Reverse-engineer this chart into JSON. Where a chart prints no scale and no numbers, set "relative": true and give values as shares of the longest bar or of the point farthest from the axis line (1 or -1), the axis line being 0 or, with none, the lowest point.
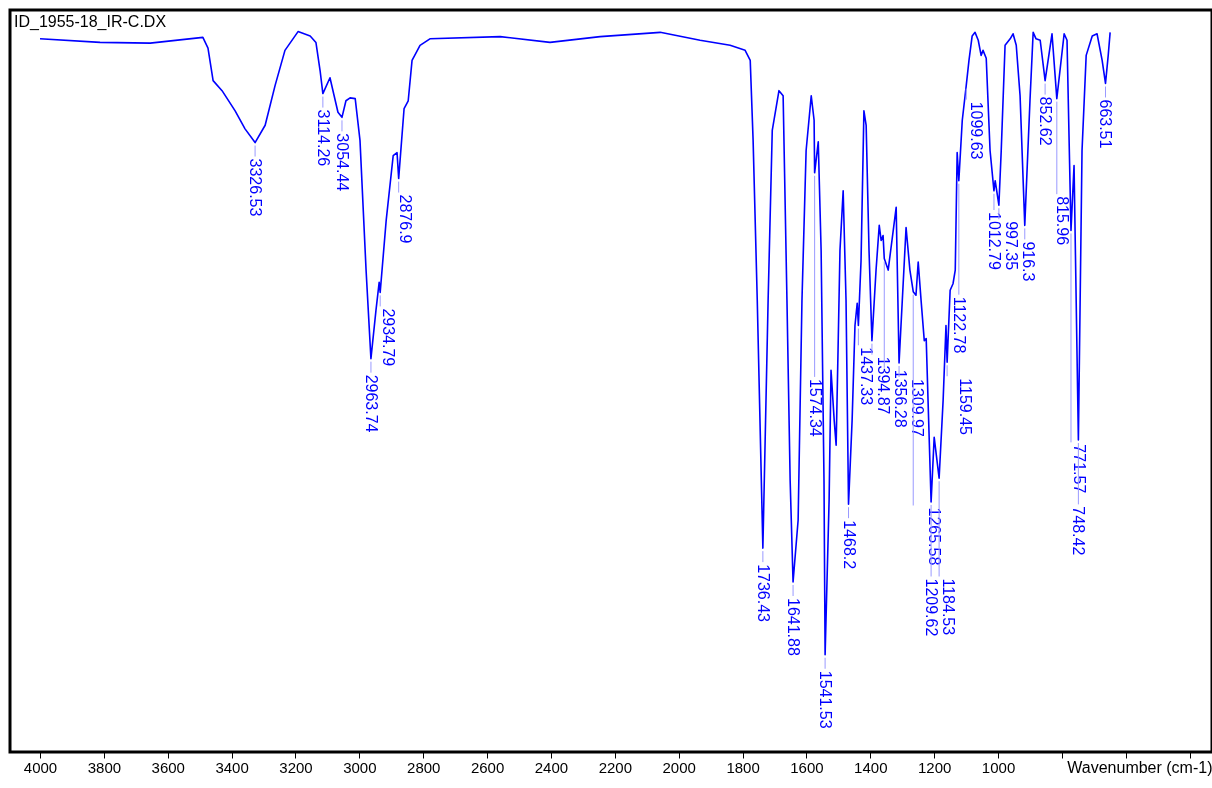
{
  "chart_data": {
    "type": "line",
    "title": "ID_1955-18_IR-C.DX",
    "xlabel": "Wavenumber (cm-1)",
    "relative": true,
    "xlim": [
      4094,
      330
    ],
    "xticks": [
      4000,
      3800,
      3600,
      3400,
      3200,
      3000,
      2800,
      2600,
      2400,
      2200,
      2000,
      1800,
      1600,
      1400,
      1200,
      1000,
      {
        "value": 800,
        "label": null
      },
      {
        "value": 600,
        "label": null
      },
      {
        "value": 400,
        "label": null
      }
    ],
    "grid": false,
    "marker": "none",
    "line_style": "solid",
    "series": [
      {
        "color": "#0000ff",
        "x": [
          4000,
          3812,
          3655,
          3490,
          3474,
          3458,
          3430,
          3389,
          3358,
          3326.53,
          3295,
          3264,
          3233,
          3192,
          3154,
          3136,
          3123,
          3114.26,
          3092,
          3079,
          3067,
          3054.44,
          3042,
          3029,
          3013,
          2998,
          2979,
          2963.74,
          2948,
          2938,
          2934.79,
          2916,
          2894,
          2882,
          2876.9,
          2860,
          2847,
          2835,
          2810,
          2779,
          2559,
          2403,
          2246,
          2058,
          1933,
          1839,
          1792,
          1776,
          1767,
          1754,
          1736.43,
          1720,
          1707,
          1686,
          1673,
          1661,
          1651,
          1641.88,
          1626,
          1614,
          1601,
          1585,
          1576,
          1574.34,
          1563,
          1554,
          1545,
          1541.53,
          1529,
          1523,
          1513,
          1507,
          1501,
          1495,
          1485,
          1476,
          1468.2,
          1457,
          1448,
          1441,
          1437.33,
          1429,
          1420,
          1413,
          1404,
          1394.87,
          1382,
          1372,
          1366,
          1360,
          1356.28,
          1344,
          1319,
          1309.97,
          1288,
          1276,
          1265.58,
          1257,
          1250,
          1241,
          1231,
          1225,
          1209.62,
          1200,
          1184.53,
          1172,
          1163,
          1159.45,
          1150,
          1141,
          1134,
          1128,
          1122.78,
          1112,
          1099.63,
          1091,
          1081,
          1072,
          1062,
          1053,
          1047,
          1037,
          1025,
          1012.79,
          1009,
          997.35,
          990,
          978,
          962,
          953,
          943,
          931,
          916.3,
          900,
          890,
          881,
          868,
          852.62,
          831,
          815.96,
          793,
          784,
          771.57,
          762,
          748.42,
          737,
          724,
          705,
          690,
          674,
          663.51,
          655,
          649
        ],
        "values": [
          0.99,
          0.985,
          0.984,
          0.992,
          0.977,
          0.932,
          0.918,
          0.89,
          0.865,
          0.846,
          0.87,
          0.925,
          0.974,
          1.0,
          0.994,
          0.985,
          0.946,
          0.914,
          0.936,
          0.911,
          0.888,
          0.881,
          0.904,
          0.908,
          0.907,
          0.849,
          0.669,
          0.546,
          0.613,
          0.652,
          0.638,
          0.738,
          0.828,
          0.832,
          0.796,
          0.893,
          0.904,
          0.96,
          0.981,
          0.99,
          0.993,
          0.985,
          0.993,
          0.999,
          0.988,
          0.981,
          0.974,
          0.96,
          0.849,
          0.627,
          0.283,
          0.627,
          0.863,
          0.918,
          0.911,
          0.627,
          0.377,
          0.236,
          0.322,
          0.627,
          0.835,
          0.911,
          0.877,
          0.804,
          0.847,
          0.696,
          0.377,
          0.135,
          0.35,
          0.53,
          0.46,
          0.426,
          0.558,
          0.696,
          0.779,
          0.627,
          0.344,
          0.46,
          0.592,
          0.623,
          0.592,
          0.682,
          0.89,
          0.87,
          0.696,
          0.571,
          0.669,
          0.731,
          0.71,
          0.717,
          0.685,
          0.669,
          0.756,
          0.54,
          0.728,
          0.669,
          0.639,
          0.634,
          0.68,
          0.627,
          0.571,
          0.574,
          0.347,
          0.437,
          0.38,
          0.488,
          0.592,
          0.541,
          0.641,
          0.65,
          0.669,
          0.832,
          0.793,
          0.877,
          0.925,
          0.96,
          0.994,
          0.999,
          0.988,
          0.967,
          0.974,
          0.963,
          0.835,
          0.779,
          0.793,
          0.759,
          0.835,
          0.981,
          0.99,
          0.997,
          0.981,
          0.911,
          0.731,
          0.904,
          0.999,
          0.99,
          0.988,
          0.932,
          0.997,
          0.907,
          0.997,
          0.988,
          0.724,
          0.814,
          0.433,
          0.835,
          0.967,
          0.994,
          0.997,
          0.96,
          0.928,
          0.967,
          0.999
        ]
      }
    ],
    "annotations": [
      {
        "text": "3326.53",
        "x": 3326.53,
        "y": 0.846
      },
      {
        "text": "3114.26",
        "x": 3114.26,
        "y": 0.914
      },
      {
        "text": "3054.44",
        "x": 3054.44,
        "y": 0.881
      },
      {
        "text": "2963.74",
        "x": 2963.74,
        "y": 0.546
      },
      {
        "text": "2934.79",
        "x": 2934.79,
        "y": 0.638
      },
      {
        "text": "2876.9",
        "x": 2876.9,
        "y": 0.796
      },
      {
        "text": "1736.43",
        "x": 1736.43,
        "y": 0.283
      },
      {
        "text": "1641.88",
        "x": 1641.88,
        "y": 0.236
      },
      {
        "text": "1574.34",
        "x": 1574.34,
        "y": 0.804
      },
      {
        "text": "1541.53",
        "x": 1541.53,
        "y": 0.135
      },
      {
        "text": "1468.2",
        "x": 1468.2,
        "y": 0.344
      },
      {
        "text": "1437.33",
        "x": 1437.33,
        "y": 0.592
      },
      {
        "text": "1394.87",
        "x": 1394.87,
        "y": 0.571
      },
      {
        "text": "1356.28",
        "x": 1356.28,
        "y": 0.685
      },
      {
        "text": "1309.97",
        "x": 1309.97,
        "y": 0.54
      },
      {
        "text": "1265.58",
        "x": 1265.58,
        "y": 0.639
      },
      {
        "text": "1209.62",
        "x": 1209.62,
        "y": 0.347
      },
      {
        "text": "1184.53",
        "x": 1184.53,
        "y": 0.38
      },
      {
        "text": "1159.45",
        "x": 1159.45,
        "y": 0.541
      },
      {
        "text": "1122.78",
        "x": 1122.78,
        "y": 0.793
      },
      {
        "text": "1099.63",
        "x": 1099.63,
        "y": 0.925
      },
      {
        "text": "1012.79",
        "x": 1012.79,
        "y": 0.779
      },
      {
        "text": "997.35",
        "x": 997.35,
        "y": 0.759
      },
      {
        "text": "916.3",
        "x": 916.3,
        "y": 0.731
      },
      {
        "text": "852.62",
        "x": 852.62,
        "y": 0.932
      },
      {
        "text": "815.96",
        "x": 815.96,
        "y": 0.907
      },
      {
        "text": "771.57",
        "x": 771.57,
        "y": 0.724
      },
      {
        "text": "748.42",
        "x": 748.42,
        "y": 0.433
      },
      {
        "text": "663.51",
        "x": 663.51,
        "y": 0.928
      }
    ]
  }
}
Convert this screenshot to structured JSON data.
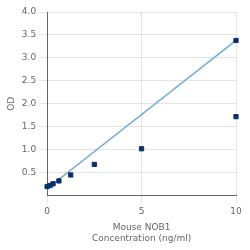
{
  "chart_data": {
    "type": "scatter",
    "xlabel": "Mouse NOB1\nConcentration (ng/ml)",
    "ylabel": "OD",
    "series": [
      {
        "type": "line",
        "color": "#7ab0d4",
        "line_style": "solid",
        "x": [
          0.0,
          10.0
        ],
        "values": [
          0.15,
          3.38
        ]
      },
      {
        "type": "scatter",
        "color": "#0a2e6e",
        "marker": "square",
        "x": [
          0.0,
          0.156,
          0.313,
          0.625,
          1.25,
          2.5,
          5.0,
          10.0,
          10.0
        ],
        "values": [
          0.198,
          0.22,
          0.257,
          0.32,
          0.45,
          0.68,
          1.02,
          1.72,
          3.38
        ]
      }
    ],
    "xlim": [
      0,
      10
    ],
    "xticks": [
      0,
      5,
      10
    ],
    "ylim": [
      0,
      4
    ],
    "yticks": [
      0.5,
      {
        "value": 1.0,
        "label": "1.0"
      },
      1.5,
      {
        "value": 2.0,
        "label": "2.0"
      },
      2.5,
      {
        "value": 3.0,
        "label": "3.0"
      },
      3.5,
      {
        "value": 4.0,
        "label": "4.0"
      }
    ],
    "grid": true
  }
}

EXERCISE:
Beginning with the line that contains "Convert this screenshot" and ending with the last line of the data above, output those lines exactly and nothing more, without any pictures.

THE ANSWER:
Convert this screenshot to structured JSON data.
{
  "chart_data": {
    "type": "scatter",
    "xlabel": "Mouse NOB1\nConcentration (ng/ml)",
    "ylabel": "OD",
    "series": [
      {
        "type": "line",
        "color": "#7ab0d4",
        "line_style": "solid",
        "x": [
          0.0,
          10.0
        ],
        "values": [
          0.15,
          3.38
        ]
      },
      {
        "type": "scatter",
        "color": "#0a2e6e",
        "marker": "square",
        "x": [
          0.0,
          0.156,
          0.313,
          0.625,
          1.25,
          2.5,
          5.0,
          10.0,
          10.0
        ],
        "values": [
          0.198,
          0.22,
          0.257,
          0.32,
          0.45,
          0.68,
          1.02,
          1.72,
          3.38
        ]
      }
    ],
    "xlim": [
      0,
      10
    ],
    "xticks": [
      0,
      5,
      10
    ],
    "ylim": [
      0,
      4
    ],
    "yticks": [
      0.5,
      {
        "value": 1.0,
        "label": "1.0"
      },
      1.5,
      {
        "value": 2.0,
        "label": "2.0"
      },
      2.5,
      {
        "value": 3.0,
        "label": "3.0"
      },
      3.5,
      {
        "value": 4.0,
        "label": "4.0"
      }
    ],
    "grid": true
  }
}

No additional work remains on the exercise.